Stored data entries
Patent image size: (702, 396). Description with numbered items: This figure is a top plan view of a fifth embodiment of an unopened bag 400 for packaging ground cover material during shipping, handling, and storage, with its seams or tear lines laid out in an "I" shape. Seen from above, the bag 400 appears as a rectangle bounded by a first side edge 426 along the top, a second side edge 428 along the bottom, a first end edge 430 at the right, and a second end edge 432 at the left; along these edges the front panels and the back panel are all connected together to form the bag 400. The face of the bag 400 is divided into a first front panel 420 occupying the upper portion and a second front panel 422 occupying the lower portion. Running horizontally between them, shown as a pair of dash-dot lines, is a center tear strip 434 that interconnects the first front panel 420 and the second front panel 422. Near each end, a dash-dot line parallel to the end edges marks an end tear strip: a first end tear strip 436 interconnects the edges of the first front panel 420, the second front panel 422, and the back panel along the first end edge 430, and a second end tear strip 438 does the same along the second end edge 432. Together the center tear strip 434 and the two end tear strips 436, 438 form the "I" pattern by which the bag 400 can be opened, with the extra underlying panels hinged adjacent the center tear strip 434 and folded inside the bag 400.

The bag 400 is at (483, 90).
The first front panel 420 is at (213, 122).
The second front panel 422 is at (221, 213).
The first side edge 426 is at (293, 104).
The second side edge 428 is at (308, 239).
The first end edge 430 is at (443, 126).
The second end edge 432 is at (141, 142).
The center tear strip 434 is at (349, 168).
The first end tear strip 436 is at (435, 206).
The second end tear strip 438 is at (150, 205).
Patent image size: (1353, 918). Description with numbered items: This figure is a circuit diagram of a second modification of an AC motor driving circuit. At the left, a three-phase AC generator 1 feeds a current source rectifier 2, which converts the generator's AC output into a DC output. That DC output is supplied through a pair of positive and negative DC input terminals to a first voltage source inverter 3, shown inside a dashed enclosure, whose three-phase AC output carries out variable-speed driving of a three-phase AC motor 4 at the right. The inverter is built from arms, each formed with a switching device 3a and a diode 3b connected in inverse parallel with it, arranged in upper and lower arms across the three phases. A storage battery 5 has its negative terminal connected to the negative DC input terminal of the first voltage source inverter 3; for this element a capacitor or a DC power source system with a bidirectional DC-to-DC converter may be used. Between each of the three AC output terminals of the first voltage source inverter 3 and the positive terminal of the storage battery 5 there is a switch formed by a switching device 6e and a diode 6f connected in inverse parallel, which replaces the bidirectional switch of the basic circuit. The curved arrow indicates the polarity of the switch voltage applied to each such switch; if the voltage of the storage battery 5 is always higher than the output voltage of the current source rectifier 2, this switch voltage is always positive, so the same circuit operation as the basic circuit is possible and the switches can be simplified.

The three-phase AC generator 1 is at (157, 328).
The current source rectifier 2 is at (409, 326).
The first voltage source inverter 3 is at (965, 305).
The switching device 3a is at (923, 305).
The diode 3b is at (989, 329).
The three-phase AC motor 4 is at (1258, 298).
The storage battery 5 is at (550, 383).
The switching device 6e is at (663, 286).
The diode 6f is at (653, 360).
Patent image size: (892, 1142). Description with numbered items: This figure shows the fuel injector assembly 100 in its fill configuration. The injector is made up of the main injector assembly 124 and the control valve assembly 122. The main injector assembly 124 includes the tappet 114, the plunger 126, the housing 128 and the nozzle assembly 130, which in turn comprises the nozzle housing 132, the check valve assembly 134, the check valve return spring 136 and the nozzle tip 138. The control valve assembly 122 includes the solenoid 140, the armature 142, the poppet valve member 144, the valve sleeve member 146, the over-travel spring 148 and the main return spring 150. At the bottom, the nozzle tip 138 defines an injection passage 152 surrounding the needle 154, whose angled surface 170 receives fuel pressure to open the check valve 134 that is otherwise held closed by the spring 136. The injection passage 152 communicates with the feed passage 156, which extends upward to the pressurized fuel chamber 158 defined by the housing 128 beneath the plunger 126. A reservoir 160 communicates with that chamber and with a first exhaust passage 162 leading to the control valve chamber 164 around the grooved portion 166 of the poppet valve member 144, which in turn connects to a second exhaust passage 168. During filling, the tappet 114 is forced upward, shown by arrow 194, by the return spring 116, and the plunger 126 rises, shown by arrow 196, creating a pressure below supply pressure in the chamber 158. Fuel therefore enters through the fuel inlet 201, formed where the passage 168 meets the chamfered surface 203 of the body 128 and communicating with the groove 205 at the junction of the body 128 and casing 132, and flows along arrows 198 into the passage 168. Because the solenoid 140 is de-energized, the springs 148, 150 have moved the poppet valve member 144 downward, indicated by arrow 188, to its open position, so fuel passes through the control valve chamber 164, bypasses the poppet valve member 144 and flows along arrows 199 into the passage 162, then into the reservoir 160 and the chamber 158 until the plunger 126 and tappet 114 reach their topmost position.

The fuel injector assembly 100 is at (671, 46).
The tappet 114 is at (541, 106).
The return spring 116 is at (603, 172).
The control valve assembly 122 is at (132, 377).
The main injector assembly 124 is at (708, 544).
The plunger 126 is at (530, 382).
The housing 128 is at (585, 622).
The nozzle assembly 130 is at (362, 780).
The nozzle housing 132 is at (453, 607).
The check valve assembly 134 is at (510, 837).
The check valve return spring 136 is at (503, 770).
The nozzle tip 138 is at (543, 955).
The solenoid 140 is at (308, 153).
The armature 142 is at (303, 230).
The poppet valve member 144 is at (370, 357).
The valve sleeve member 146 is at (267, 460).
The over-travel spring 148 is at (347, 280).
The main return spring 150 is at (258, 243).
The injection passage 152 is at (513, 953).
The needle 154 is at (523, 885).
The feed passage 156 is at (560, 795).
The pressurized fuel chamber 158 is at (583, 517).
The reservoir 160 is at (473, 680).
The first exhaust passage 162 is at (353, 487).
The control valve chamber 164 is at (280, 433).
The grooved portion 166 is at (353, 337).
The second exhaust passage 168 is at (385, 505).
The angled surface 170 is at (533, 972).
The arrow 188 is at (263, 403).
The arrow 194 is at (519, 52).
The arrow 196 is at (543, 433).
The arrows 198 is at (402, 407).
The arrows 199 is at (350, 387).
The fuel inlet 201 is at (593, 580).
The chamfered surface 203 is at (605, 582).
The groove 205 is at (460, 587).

| WORK TO BE COMPLETED |
Please turn every line of the items above into a JSON list of strings, one string per line, leaving out blank lines.

| CORRECT ANSWER |
[
  "Patent image size: (702, 396). Description with numbered items: This figure is a top plan view of a fifth embodiment of an unopened bag 400 for packaging ground cover material during shipping, handling, and storage, with its seams or tear lines laid out in an \"I\" shape. Seen from above, the bag 400 appears as a rectangle bounded by a first side edge 426 along the top, a second side edge 428 along the bottom, a first end edge 430 at the right, and a second end edge 432 at the left; along these edges the front panels and the back panel are all connected together to form the bag 400. The face of the bag 400 is divided into a first front panel 420 occupying the upper portion and a second front panel 422 occupying the lower portion. Running horizontally between them, shown as a pair of dash-dot lines, is a center tear strip 434 that interconnects the first front panel 420 and the second front panel 422. Near each end, a dash-dot line parallel to the end edges marks an end tear strip: a first end tear strip 436 interconnects the edges of the first front panel 420, the second front panel 422, and the back panel along the first end edge 430, and a second end tear strip 438 does the same along the second end edge 432. Together the center tear strip 434 and the two end tear strips 436, 438 form the \"I\" pattern by which the bag 400 can be opened, with the extra underlying panels hinged adjacent the center tear strip 434 and folded inside the bag 400.",
  "The bag 400 is at (483, 90).",
  "The first front panel 420 is at (213, 122).",
  "The second front panel 422 is at (221, 213).",
  "The first side edge 426 is at (293, 104).",
  "The second side edge 428 is at (308, 239).",
  "The first end edge 430 is at (443, 126).",
  "The second end edge 432 is at (141, 142).",
  "The center tear strip 434 is at (349, 168).",
  "The first end tear strip 436 is at (435, 206).",
  "The second end tear strip 438 is at (150, 205).",
  "Patent image size: (1353, 918). Description with numbered items: This figure is a circuit diagram of a second modification of an AC motor driving circuit. At the left, a three-phase AC generator 1 feeds a current source rectifier 2, which converts the generator's AC output into a DC output. That DC output is supplied through a pair of positive and negative DC input terminals to a first voltage source inverter 3, shown inside a dashed enclosure, whose three-phase AC output carries out variable-speed driving of a three-phase AC motor 4 at the right. The inverter is built from arms, each formed with a switching device 3a and a diode 3b connected in inverse parallel with it, arranged in upper and lower arms across the three phases. A storage battery 5 has its negative terminal connected to the negative DC input terminal of the first voltage source inverter 3; for this element a capacitor or a DC power source system with a bidirectional DC-to-DC converter may be used. Between each of the three AC output terminals of the first voltage source inverter 3 and the positive terminal of the storage battery 5 there is a switch formed by a switching device 6e and a diode 6f connected in inverse parallel, which replaces the bidirectional switch of the basic circuit. The curved arrow indicates the polarity of the switch voltage applied to each such switch; if the voltage of the storage battery 5 is always higher than the output voltage of the current source rectifier 2, this switch voltage is always positive, so the same circuit operation as the basic circuit is possible and the switches can be simplified.",
  "The three-phase AC generator 1 is at (157, 328).",
  "The current source rectifier 2 is at (409, 326).",
  "The first voltage source inverter 3 is at (965, 305).",
  "The switching device 3a is at (923, 305).",
  "The diode 3b is at (989, 329).",
  "The three-phase AC motor 4 is at (1258, 298).",
  "The storage battery 5 is at (550, 383).",
  "The switching device 6e is at (663, 286).",
  "The diode 6f is at (653, 360).",
  "Patent image size: (892, 1142). Description with numbered items: This figure shows the fuel injector assembly 100 in its fill configuration. The injector is made up of the main injector assembly 124 and the control valve assembly 122. The main injector assembly 124 includes the tappet 114, the plunger 126, the housing 128 and the nozzle assembly 130, which in turn comprises the nozzle housing 132, the check valve assembly 134, the check valve return spring 136 and the nozzle tip 138. The control valve assembly 122 includes the solenoid 140, the armature 142, the poppet valve member 144, the valve sleeve member 146, the over-travel spring 148 and the main return spring 150. At the bottom, the nozzle tip 138 defines an injection passage 152 surrounding the needle 154, whose angled surface 170 receives fuel pressure to open the check valve 134 that is otherwise held closed by the spring 136. The injection passage 152 communicates with the feed passage 156, which extends upward to the pressurized fuel chamber 158 defined by the housing 128 beneath the plunger 126. A reservoir 160 communicates with that chamber and with a first exhaust passage 162 leading to the control valve chamber 164 around the grooved portion 166 of the poppet valve member 144, which in turn connects to a second exhaust passage 168. During filling, the tappet 114 is forced upward, shown by arrow 194, by the return spring 116, and the plunger 126 rises, shown by arrow 196, creating a pressure below supply pressure in the chamber 158. Fuel therefore enters through the fuel inlet 201, formed where the passage 168 meets the chamfered surface 203 of the body 128 and communicating with the groove 205 at the junction of the body 128 and casing 132, and flows along arrows 198 into the passage 168. Because the solenoid 140 is de-energized, the springs 148, 150 have moved the poppet valve member 144 downward, indicated by arrow 188, to its open position, so fuel passes through the control valve chamber 164, bypasses the poppet valve member 144 and flows along arrows 199 into the passage 162, then into the reservoir 160 and the chamber 158 until the plunger 126 and tappet 114 reach their topmost position.",
  "The fuel injector assembly 100 is at (671, 46).",
  "The tappet 114 is at (541, 106).",
  "The return spring 116 is at (603, 172).",
  "The control valve assembly 122 is at (132, 377).",
  "The main injector assembly 124 is at (708, 544).",
  "The plunger 126 is at (530, 382).",
  "The housing 128 is at (585, 622).",
  "The nozzle assembly 130 is at (362, 780).",
  "The nozzle housing 132 is at (453, 607).",
  "The check valve assembly 134 is at (510, 837).",
  "The check valve return spring 136 is at (503, 770).",
  "The nozzle tip 138 is at (543, 955).",
  "The solenoid 140 is at (308, 153).",
  "The armature 142 is at (303, 230).",
  "The poppet valve member 144 is at (370, 357).",
  "The valve sleeve member 146 is at (267, 460).",
  "The over-travel spring 148 is at (347, 280).",
  "The main return spring 150 is at (258, 243).",
  "The injection passage 152 is at (513, 953).",
  "The needle 154 is at (523, 885).",
  "The feed passage 156 is at (560, 795).",
  "The pressurized fuel chamber 158 is at (583, 517).",
  "The reservoir 160 is at (473, 680).",
  "The first exhaust passage 162 is at (353, 487).",
  "The control valve chamber 164 is at (280, 433).",
  "The grooved portion 166 is at (353, 337).",
  "The second exhaust passage 168 is at (385, 505).",
  "The angled surface 170 is at (533, 972).",
  "The arrow 188 is at (263, 403).",
  "The arrow 194 is at (519, 52).",
  "The arrow 196 is at (543, 433).",
  "The arrows 198 is at (402, 407).",
  "The arrows 199 is at (350, 387).",
  "The fuel inlet 201 is at (593, 580).",
  "The chamfered surface 203 is at (605, 582).",
  "The groove 205 is at (460, 587)."
]